Set exercise> Identify the lines that contain the word "color", then copy them.

Supplied records>

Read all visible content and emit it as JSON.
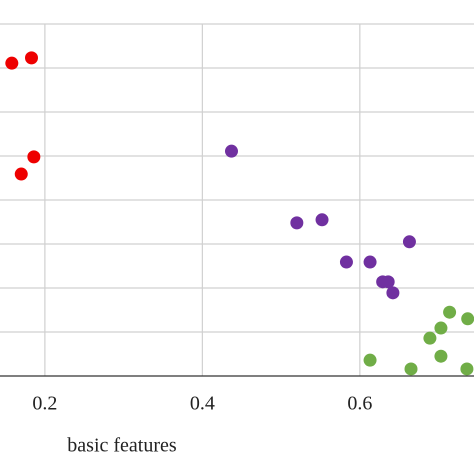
{
  "chart_data": {
    "type": "scatter",
    "x_label": "basic features",
    "xlim": [
      0.143,
      0.745
    ],
    "xticks": [
      0.2,
      0.4,
      0.6
    ],
    "ylim": [
      0,
      0.8
    ],
    "yticks": [
      0.1,
      0.2,
      0.3,
      0.4,
      0.5,
      0.6,
      0.7,
      0.8
    ],
    "grid": true,
    "series": [
      {
        "color": "#ee0000",
        "x": [
          0.158,
          0.183,
          0.186,
          0.17
        ],
        "values": [
          0.711,
          0.723,
          0.498,
          0.459
        ]
      },
      {
        "color": "#7030a0",
        "x": [
          0.437,
          0.52,
          0.552,
          0.583,
          0.613,
          0.663,
          0.629,
          0.636,
          0.642
        ],
        "values": [
          0.511,
          0.348,
          0.355,
          0.259,
          0.259,
          0.305,
          0.214,
          0.214,
          0.189
        ]
      },
      {
        "color": "#70ad47",
        "x": [
          0.613,
          0.665,
          0.689,
          0.703,
          0.714,
          0.703,
          0.737,
          0.736
        ],
        "values": [
          0.036,
          0.016,
          0.086,
          0.109,
          0.145,
          0.045,
          0.13,
          0.016
        ]
      }
    ]
  }
}
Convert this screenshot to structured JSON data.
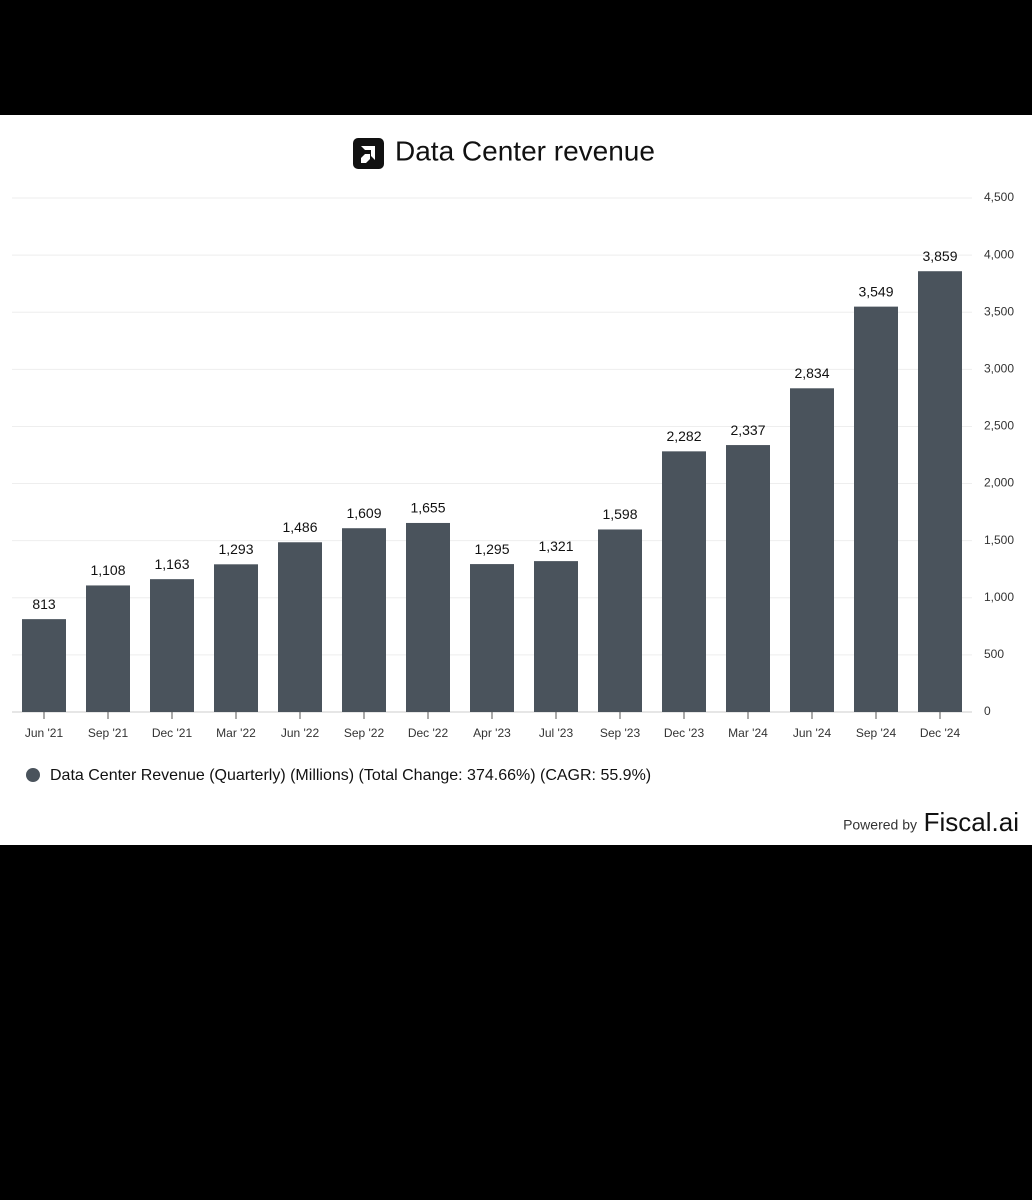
{
  "chart_data": {
    "type": "bar",
    "title": "Data Center revenue",
    "categories": [
      "Jun '21",
      "Sep '21",
      "Dec '21",
      "Mar '22",
      "Jun '22",
      "Sep '22",
      "Dec '22",
      "Apr '23",
      "Jul '23",
      "Sep '23",
      "Dec '23",
      "Mar '24",
      "Jun '24",
      "Sep '24",
      "Dec '24"
    ],
    "series": [
      {
        "name": "Data Center Revenue (Quarterly) (Millions) (Total Change: 374.66%) (CAGR: 55.9%)",
        "color": "#4a535c",
        "values": [
          813,
          1108,
          1163,
          1293,
          1486,
          1609,
          1655,
          1295,
          1321,
          1598,
          2282,
          2337,
          2834,
          3549,
          3859
        ],
        "value_labels": [
          "813",
          "1,108",
          "1,163",
          "1,293",
          "1,486",
          "1,609",
          "1,655",
          "1,295",
          "1,321",
          "1,598",
          "2,282",
          "2,337",
          "2,834",
          "3,549",
          "3,859"
        ]
      }
    ],
    "ylim": [
      0,
      4500
    ],
    "yticks": [
      0,
      500,
      {
        "value": 1000,
        "label": "1,000"
      },
      {
        "value": 1500,
        "label": "1,500"
      },
      {
        "value": 2000,
        "label": "2,000"
      },
      {
        "value": 2500,
        "label": "2,500"
      },
      {
        "value": 3000,
        "label": "3,000"
      },
      {
        "value": 3500,
        "label": "3,500"
      },
      {
        "value": 4000,
        "label": "4,000"
      },
      {
        "value": 4500,
        "label": "4,500"
      }
    ],
    "grid": true,
    "footer": {
      "prefix": "Powered by",
      "brand": "Fiscal.ai"
    }
  }
}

Answer for this exercise>
        "color": "#ee0000",
        "color": "#7030a0",
        "color": "#70ad47",
        "color": "#4a535c",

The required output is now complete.